• [YOUR OBJECTIVE]: Identify all lines in the data containing the string "from". Copy them out.

• [THE DATA]:
____________

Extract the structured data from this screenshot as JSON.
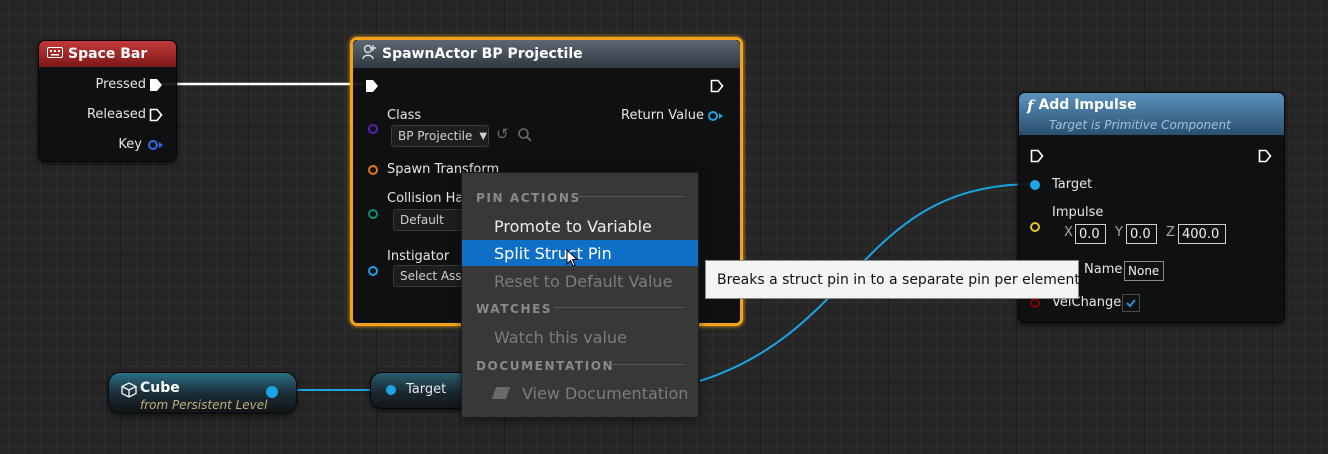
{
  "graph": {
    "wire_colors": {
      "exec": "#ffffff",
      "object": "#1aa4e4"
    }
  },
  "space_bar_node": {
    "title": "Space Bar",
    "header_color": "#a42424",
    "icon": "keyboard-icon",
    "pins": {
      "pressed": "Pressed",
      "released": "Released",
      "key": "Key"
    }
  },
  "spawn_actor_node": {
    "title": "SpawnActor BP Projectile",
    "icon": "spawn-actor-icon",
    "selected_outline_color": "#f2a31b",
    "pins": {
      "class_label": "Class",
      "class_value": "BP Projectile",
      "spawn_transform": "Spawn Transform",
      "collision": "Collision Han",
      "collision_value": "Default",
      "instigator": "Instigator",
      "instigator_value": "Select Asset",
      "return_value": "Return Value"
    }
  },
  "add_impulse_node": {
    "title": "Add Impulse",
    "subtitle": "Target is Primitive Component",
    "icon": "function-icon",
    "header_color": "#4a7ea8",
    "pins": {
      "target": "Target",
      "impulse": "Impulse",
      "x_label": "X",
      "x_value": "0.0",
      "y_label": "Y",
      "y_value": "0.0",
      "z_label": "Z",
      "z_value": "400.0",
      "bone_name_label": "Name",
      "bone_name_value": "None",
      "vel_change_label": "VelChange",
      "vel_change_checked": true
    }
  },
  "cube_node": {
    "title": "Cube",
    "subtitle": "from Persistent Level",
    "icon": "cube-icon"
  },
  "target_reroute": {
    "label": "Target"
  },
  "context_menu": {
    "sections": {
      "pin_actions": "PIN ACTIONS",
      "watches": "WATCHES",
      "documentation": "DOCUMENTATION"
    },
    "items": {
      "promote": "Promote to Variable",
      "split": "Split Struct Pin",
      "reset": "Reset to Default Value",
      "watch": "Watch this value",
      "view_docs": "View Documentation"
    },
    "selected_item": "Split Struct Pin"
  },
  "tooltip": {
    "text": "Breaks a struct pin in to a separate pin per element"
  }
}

____________

• [EXPECTED ANSWER]:
Extract the structured data from this screenshot as JSON.
    "subtitle": "from Persistent Level",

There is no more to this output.